### GIVEN EXERCISE
Extract each line bearing the word "amount".

(Stored data entries)

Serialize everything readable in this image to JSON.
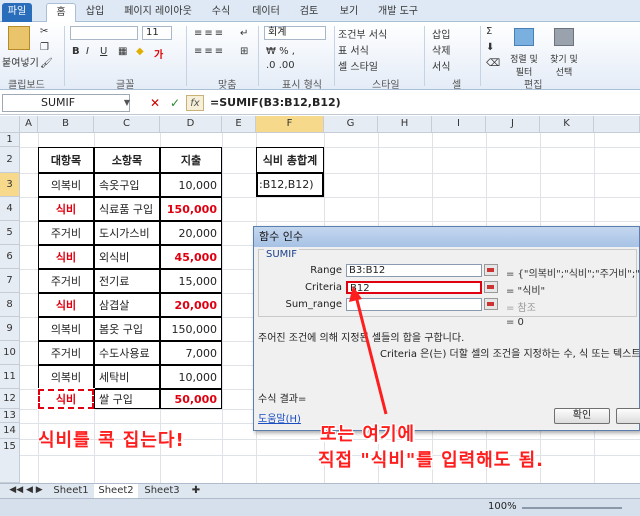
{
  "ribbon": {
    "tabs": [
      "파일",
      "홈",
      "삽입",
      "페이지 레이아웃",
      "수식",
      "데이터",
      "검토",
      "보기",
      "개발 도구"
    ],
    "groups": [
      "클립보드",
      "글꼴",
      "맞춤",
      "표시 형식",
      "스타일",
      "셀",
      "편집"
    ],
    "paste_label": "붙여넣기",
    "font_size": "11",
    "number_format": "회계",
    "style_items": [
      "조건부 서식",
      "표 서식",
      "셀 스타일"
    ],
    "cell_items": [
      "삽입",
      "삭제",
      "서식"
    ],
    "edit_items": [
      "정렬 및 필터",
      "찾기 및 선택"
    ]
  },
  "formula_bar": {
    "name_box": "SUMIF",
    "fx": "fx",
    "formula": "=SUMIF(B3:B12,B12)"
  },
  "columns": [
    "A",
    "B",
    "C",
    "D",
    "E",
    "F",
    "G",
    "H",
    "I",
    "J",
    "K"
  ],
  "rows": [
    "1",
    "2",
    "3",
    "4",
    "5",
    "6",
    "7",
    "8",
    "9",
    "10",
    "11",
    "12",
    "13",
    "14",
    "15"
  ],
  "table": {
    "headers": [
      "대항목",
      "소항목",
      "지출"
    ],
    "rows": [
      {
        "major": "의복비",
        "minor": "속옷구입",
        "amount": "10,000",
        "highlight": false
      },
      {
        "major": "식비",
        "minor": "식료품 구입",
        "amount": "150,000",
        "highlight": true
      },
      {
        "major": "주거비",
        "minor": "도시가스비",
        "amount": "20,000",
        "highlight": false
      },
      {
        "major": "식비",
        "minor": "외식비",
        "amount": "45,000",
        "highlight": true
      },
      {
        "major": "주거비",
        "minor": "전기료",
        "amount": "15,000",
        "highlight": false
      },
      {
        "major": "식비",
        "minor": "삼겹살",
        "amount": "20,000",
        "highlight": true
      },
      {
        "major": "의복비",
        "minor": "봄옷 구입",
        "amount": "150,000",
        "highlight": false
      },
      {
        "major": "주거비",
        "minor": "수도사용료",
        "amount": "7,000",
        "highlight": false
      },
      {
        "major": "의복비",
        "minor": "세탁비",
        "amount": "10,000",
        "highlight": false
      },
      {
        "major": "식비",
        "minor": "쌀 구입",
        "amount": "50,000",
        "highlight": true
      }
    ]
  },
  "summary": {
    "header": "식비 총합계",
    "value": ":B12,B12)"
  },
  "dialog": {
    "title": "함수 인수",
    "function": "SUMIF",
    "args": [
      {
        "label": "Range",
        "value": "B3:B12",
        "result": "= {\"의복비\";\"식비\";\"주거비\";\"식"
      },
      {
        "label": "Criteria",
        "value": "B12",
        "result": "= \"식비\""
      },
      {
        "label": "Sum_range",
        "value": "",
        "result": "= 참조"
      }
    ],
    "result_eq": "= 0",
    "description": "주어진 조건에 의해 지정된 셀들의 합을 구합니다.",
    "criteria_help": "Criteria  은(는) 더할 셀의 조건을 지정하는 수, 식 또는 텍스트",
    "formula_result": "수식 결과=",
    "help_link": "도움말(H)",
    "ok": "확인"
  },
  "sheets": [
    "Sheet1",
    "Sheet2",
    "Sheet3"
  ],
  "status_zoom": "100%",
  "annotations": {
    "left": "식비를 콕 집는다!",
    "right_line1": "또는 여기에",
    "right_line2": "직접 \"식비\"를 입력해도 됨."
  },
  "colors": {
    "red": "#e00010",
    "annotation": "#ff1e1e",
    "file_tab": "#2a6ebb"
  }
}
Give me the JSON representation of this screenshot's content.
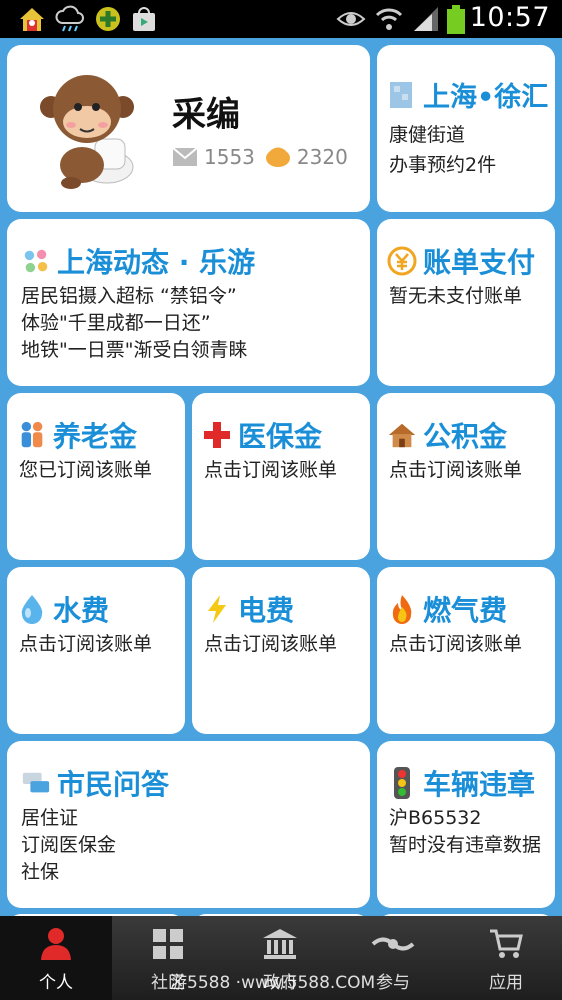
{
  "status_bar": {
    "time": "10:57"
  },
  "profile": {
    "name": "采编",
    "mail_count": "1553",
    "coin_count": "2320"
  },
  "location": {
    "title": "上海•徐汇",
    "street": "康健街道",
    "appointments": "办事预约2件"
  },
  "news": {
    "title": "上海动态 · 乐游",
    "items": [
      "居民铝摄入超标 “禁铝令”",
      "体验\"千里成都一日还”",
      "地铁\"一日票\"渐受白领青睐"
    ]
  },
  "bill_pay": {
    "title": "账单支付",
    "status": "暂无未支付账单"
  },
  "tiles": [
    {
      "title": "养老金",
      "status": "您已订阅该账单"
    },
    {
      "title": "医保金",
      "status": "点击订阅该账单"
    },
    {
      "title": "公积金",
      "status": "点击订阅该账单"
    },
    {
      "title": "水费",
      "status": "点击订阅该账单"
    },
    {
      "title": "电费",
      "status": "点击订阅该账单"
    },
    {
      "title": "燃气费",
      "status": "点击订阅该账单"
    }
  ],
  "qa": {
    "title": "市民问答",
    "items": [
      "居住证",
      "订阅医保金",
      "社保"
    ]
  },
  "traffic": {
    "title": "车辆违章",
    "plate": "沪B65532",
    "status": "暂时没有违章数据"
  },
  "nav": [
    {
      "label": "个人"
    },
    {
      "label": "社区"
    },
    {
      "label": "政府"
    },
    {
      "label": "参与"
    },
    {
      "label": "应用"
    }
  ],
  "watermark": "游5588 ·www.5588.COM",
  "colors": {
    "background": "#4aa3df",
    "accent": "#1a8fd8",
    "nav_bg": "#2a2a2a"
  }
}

### OUTPUT FOR THIS EXERCISE
        "amount": "10,000",
        "amount": "150,000",
        "amount": "20,000",
        "amount": "45,000",
        "amount": "15,000",
        "amount": "20,000",
        "amount": "150,000",
        "amount": "7,000",
        "amount": "10,000",
        "amount": "50,000",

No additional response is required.